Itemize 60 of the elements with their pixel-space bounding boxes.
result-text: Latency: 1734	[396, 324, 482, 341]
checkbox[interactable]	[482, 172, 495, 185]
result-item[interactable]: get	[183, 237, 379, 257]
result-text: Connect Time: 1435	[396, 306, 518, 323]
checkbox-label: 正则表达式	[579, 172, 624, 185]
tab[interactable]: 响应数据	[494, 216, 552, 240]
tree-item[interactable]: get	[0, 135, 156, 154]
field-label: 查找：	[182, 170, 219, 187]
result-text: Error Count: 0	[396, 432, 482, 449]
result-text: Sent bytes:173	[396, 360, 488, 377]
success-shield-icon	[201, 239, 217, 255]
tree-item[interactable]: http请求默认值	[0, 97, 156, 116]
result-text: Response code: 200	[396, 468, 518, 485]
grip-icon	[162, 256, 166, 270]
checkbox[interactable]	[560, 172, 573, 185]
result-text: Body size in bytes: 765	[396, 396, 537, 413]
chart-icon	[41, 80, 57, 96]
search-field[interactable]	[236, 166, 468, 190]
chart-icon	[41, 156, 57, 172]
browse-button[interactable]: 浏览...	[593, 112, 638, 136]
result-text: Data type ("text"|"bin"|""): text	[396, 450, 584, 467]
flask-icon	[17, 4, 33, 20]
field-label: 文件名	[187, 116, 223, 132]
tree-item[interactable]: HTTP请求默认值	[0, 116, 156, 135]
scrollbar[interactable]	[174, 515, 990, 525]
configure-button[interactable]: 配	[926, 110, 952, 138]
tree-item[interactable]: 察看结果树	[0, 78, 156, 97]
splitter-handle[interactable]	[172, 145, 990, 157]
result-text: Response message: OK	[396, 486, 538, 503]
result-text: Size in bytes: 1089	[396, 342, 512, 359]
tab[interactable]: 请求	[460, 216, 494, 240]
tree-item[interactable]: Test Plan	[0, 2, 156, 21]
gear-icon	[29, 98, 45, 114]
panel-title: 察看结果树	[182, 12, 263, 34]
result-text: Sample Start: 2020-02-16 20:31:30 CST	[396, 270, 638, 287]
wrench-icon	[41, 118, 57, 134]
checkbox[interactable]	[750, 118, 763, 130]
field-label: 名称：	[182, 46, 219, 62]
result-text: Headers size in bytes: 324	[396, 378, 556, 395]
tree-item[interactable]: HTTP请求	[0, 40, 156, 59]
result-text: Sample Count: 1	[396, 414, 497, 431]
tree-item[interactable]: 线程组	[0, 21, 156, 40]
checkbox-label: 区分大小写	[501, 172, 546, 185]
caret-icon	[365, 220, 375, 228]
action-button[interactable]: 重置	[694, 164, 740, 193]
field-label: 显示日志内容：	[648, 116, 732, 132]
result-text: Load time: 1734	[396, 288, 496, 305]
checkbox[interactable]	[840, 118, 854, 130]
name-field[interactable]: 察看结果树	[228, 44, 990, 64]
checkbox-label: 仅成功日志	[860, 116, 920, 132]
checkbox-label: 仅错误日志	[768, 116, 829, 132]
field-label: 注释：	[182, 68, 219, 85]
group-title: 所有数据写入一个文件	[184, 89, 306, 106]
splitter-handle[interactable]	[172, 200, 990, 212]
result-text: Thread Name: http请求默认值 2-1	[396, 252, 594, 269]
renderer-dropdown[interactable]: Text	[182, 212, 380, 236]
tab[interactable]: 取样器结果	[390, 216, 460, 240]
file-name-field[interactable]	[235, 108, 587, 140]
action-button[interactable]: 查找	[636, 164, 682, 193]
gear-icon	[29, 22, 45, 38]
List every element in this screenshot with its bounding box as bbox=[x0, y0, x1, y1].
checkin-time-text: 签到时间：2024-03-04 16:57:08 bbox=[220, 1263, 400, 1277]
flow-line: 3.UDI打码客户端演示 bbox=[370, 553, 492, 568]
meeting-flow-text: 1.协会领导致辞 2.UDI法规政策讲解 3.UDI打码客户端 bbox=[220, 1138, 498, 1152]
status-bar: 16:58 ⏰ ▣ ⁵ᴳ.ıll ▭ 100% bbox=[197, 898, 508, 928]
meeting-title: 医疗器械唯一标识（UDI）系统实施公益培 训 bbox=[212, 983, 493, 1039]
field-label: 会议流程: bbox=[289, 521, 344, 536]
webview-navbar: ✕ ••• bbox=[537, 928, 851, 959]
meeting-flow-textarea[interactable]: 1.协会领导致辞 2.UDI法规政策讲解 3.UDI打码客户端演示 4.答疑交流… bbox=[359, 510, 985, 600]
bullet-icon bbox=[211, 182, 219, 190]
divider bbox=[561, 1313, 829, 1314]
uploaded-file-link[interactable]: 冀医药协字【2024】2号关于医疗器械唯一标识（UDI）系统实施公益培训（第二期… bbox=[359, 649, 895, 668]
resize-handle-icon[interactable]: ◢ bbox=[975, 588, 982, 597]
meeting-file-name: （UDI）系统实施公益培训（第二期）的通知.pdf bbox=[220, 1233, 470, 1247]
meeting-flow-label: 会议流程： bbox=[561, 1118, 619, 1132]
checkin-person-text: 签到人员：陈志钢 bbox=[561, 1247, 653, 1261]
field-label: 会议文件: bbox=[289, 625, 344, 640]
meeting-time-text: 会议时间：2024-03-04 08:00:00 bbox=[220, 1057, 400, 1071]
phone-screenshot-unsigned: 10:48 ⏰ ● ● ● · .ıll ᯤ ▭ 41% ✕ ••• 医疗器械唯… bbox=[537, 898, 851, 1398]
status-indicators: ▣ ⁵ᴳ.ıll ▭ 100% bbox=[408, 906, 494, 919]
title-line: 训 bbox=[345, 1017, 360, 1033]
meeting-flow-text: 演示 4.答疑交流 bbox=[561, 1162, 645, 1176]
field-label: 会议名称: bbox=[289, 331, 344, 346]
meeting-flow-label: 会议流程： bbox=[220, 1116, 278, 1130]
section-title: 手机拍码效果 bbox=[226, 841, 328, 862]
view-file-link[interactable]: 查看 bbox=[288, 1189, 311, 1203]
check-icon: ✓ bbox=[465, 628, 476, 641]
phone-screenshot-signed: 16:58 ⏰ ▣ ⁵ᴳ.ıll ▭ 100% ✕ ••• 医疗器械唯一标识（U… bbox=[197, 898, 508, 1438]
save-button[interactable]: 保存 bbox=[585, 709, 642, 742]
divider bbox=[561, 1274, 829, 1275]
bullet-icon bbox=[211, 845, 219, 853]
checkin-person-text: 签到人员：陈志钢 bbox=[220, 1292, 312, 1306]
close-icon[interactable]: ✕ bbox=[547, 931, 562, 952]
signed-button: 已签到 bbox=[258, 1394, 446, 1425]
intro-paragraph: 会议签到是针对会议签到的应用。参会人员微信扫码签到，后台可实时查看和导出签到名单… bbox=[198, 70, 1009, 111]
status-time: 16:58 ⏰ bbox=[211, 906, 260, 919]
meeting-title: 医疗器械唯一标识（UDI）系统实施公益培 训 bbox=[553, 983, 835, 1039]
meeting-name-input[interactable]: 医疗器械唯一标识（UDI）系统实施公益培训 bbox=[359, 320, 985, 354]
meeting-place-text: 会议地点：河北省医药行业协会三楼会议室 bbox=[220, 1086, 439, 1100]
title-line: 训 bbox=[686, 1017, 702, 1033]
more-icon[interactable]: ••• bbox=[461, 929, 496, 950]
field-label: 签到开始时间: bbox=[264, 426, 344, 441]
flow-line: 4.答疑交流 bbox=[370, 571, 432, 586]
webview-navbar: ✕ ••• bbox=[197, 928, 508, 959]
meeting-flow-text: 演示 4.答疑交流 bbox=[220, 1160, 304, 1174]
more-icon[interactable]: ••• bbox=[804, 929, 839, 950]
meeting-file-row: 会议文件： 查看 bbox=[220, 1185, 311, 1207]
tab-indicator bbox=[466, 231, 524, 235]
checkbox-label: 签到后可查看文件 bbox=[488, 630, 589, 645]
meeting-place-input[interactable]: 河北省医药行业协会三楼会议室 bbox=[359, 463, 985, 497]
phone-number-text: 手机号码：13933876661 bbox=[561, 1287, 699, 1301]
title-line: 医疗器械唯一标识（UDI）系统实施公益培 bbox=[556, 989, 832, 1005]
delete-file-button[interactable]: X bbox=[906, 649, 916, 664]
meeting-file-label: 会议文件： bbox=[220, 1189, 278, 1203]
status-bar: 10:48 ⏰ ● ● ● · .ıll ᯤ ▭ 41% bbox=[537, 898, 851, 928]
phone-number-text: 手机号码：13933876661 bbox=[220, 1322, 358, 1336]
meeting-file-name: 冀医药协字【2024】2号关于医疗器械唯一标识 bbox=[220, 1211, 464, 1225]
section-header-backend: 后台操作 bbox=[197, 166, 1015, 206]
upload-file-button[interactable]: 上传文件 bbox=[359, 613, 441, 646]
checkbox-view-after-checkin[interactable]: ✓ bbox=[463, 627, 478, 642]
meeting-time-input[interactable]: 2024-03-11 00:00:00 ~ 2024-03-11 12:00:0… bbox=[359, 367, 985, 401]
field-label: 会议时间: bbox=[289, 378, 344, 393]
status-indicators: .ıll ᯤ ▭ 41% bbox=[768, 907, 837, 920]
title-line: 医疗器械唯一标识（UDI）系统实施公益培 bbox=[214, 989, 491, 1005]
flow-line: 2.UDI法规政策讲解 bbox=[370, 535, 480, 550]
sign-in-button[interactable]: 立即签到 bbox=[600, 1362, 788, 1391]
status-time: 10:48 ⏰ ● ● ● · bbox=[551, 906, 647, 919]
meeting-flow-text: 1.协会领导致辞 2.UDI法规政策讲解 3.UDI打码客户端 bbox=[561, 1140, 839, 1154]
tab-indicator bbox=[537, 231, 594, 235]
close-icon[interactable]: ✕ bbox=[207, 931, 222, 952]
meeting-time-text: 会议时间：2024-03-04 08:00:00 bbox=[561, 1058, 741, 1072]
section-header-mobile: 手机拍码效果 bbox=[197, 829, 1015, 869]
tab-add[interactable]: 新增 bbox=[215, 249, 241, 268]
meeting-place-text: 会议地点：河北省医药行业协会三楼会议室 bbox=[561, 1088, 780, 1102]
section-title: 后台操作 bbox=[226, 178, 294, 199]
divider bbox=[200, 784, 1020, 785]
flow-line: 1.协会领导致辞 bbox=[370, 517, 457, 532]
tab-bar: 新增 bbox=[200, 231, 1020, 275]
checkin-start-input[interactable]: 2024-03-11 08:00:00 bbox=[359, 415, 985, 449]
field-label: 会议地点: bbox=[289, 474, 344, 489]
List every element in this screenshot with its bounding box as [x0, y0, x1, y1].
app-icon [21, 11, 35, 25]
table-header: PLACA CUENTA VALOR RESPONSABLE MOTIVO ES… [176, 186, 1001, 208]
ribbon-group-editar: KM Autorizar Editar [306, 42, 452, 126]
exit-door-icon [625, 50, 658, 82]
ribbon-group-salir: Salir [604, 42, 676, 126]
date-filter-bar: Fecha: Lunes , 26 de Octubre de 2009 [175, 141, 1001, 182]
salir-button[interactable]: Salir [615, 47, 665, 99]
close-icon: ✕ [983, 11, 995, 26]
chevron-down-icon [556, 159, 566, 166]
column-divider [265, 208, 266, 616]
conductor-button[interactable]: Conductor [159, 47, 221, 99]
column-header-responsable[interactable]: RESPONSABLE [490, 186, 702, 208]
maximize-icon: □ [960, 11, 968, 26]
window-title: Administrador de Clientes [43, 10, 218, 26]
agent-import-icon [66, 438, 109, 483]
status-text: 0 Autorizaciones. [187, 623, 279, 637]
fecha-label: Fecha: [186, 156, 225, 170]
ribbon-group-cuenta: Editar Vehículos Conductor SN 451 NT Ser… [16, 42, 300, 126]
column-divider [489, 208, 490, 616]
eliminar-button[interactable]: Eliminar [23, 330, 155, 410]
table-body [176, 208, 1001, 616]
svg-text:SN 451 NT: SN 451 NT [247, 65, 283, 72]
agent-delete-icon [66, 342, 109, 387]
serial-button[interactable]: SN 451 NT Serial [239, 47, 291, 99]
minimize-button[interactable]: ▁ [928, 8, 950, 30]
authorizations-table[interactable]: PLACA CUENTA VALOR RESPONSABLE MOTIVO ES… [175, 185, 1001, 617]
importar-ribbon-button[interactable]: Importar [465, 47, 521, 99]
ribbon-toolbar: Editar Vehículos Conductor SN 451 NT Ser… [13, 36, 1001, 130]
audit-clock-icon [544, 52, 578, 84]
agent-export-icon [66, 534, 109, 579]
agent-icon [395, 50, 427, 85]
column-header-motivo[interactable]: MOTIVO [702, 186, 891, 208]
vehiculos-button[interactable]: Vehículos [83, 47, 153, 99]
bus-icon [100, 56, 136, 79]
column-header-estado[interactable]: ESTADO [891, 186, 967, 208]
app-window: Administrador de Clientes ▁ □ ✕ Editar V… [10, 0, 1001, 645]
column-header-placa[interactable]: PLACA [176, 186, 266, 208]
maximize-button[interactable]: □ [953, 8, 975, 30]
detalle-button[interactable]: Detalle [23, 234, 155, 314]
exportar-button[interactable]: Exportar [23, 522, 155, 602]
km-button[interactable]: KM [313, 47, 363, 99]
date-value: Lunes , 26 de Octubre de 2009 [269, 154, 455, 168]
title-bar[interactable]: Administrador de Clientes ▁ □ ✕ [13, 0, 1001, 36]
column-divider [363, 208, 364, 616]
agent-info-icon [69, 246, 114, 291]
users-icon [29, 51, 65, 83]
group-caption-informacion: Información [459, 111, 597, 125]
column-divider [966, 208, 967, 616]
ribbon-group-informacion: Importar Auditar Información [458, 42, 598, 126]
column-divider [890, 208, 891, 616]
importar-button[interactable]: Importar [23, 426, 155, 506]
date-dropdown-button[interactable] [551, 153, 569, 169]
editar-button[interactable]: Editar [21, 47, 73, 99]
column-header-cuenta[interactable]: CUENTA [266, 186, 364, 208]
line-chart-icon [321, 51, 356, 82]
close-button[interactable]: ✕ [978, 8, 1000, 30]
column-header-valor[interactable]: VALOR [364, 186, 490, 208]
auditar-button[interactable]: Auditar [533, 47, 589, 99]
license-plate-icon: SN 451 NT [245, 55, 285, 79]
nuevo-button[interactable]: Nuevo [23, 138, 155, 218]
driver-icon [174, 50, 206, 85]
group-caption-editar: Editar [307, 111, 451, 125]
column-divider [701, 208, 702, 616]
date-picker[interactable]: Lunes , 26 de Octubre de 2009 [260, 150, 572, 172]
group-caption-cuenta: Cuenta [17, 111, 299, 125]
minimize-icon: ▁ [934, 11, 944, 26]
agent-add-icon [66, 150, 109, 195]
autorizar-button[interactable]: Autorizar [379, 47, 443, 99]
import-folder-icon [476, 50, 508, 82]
·····
Exercise
Reproduce the material word for word, from its first line through the line containing "116, 223, 132]".

Response to the task
Itemize 60 of the elements with their pixel-space bounding boxes.
result-text: Latency: 1734	[396, 324, 482, 341]
checkbox[interactable]	[482, 172, 495, 185]
result-item[interactable]: get	[183, 237, 379, 257]
result-text: Connect Time: 1435	[396, 306, 518, 323]
checkbox-label: 正则表达式	[579, 172, 624, 185]
tab[interactable]: 响应数据	[494, 216, 552, 240]
tree-item[interactable]: get	[0, 135, 156, 154]
field-label: 查找：	[182, 170, 219, 187]
result-text: Error Count: 0	[396, 432, 482, 449]
result-text: Sent bytes:173	[396, 360, 488, 377]
success-shield-icon	[201, 239, 217, 255]
tree-item[interactable]: http请求默认值	[0, 97, 156, 116]
result-text: Response code: 200	[396, 468, 518, 485]
grip-icon	[162, 256, 166, 270]
checkbox[interactable]	[560, 172, 573, 185]
result-text: Body size in bytes: 765	[396, 396, 537, 413]
chart-icon	[41, 80, 57, 96]
search-field[interactable]	[236, 166, 468, 190]
chart-icon	[41, 156, 57, 172]
browse-button[interactable]: 浏览...	[593, 112, 638, 136]
result-text: Data type ("text"|"bin"|""): text	[396, 450, 584, 467]
flask-icon	[17, 4, 33, 20]
field-label: 文件名	[187, 116, 223, 132]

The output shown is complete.